Some records
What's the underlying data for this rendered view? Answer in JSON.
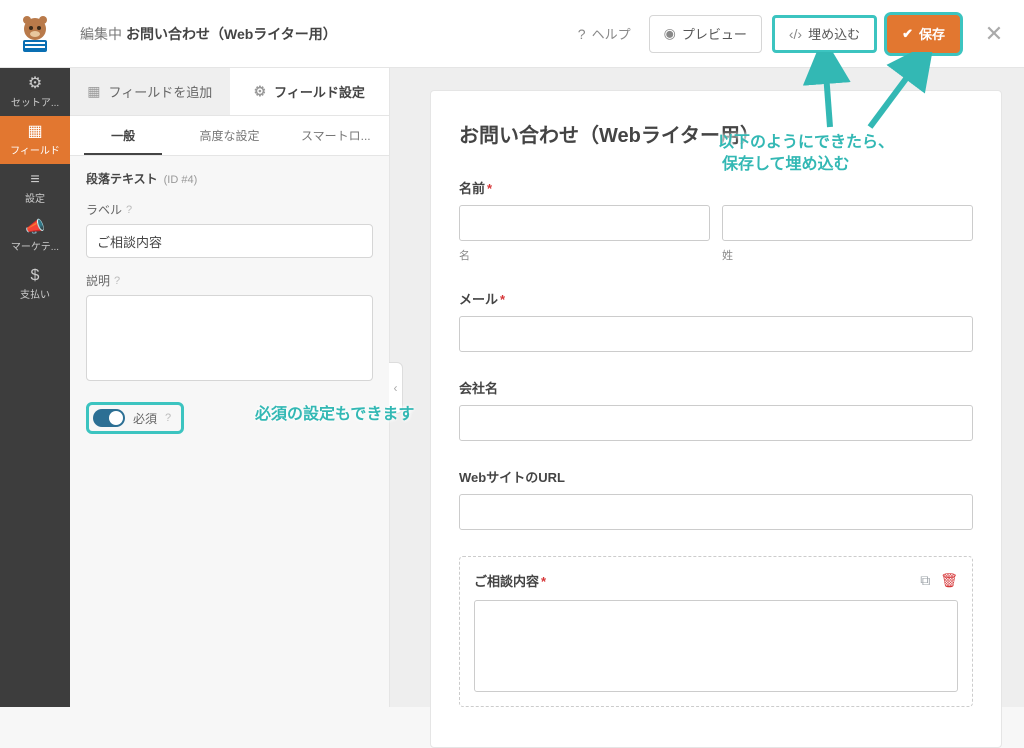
{
  "topbar": {
    "editing_label": "編集中",
    "form_name": "お問い合わせ（Webライター用）",
    "help": "ヘルプ",
    "preview": "プレビュー",
    "embed": "埋め込む",
    "save": "保存"
  },
  "rail": {
    "items": [
      {
        "icon": "⚙",
        "label": "セットア..."
      },
      {
        "icon": "▦",
        "label": "フィールド"
      },
      {
        "icon": "≡",
        "label": "設定"
      },
      {
        "icon": "📣",
        "label": "マーケテ..."
      },
      {
        "icon": "$",
        "label": "支払い"
      }
    ]
  },
  "panel": {
    "tabs": {
      "add": "フィールドを追加",
      "options": "フィールド設定"
    },
    "subtabs": {
      "general": "一般",
      "advanced": "高度な設定",
      "smart": "スマートロ..."
    },
    "field_type": "段落テキスト",
    "field_id": "(ID #4)",
    "label": {
      "caption": "ラベル",
      "value": "ご相談内容"
    },
    "description": {
      "caption": "説明"
    },
    "required": {
      "caption": "必須"
    }
  },
  "preview": {
    "title": "お問い合わせ（Webライター用）",
    "name": {
      "label": "名前",
      "first": "名",
      "last": "姓"
    },
    "mail": {
      "label": "メール"
    },
    "company": {
      "label": "会社名"
    },
    "url": {
      "label": "WebサイトのURL"
    },
    "body": {
      "label": "ご相談内容"
    }
  },
  "annotations": {
    "required": "必須の設定もできます",
    "save_line1": "以下のようにできたら、",
    "save_line2": "保存して埋め込む"
  }
}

OBJECTIVE
Every line that holds the string "お問い合わせ" should be returned.

EXERCISE SOLUTION
    "form_name": "お問い合わせ（Webライター用）",
    "title": "お問い合わせ（Webライター用）",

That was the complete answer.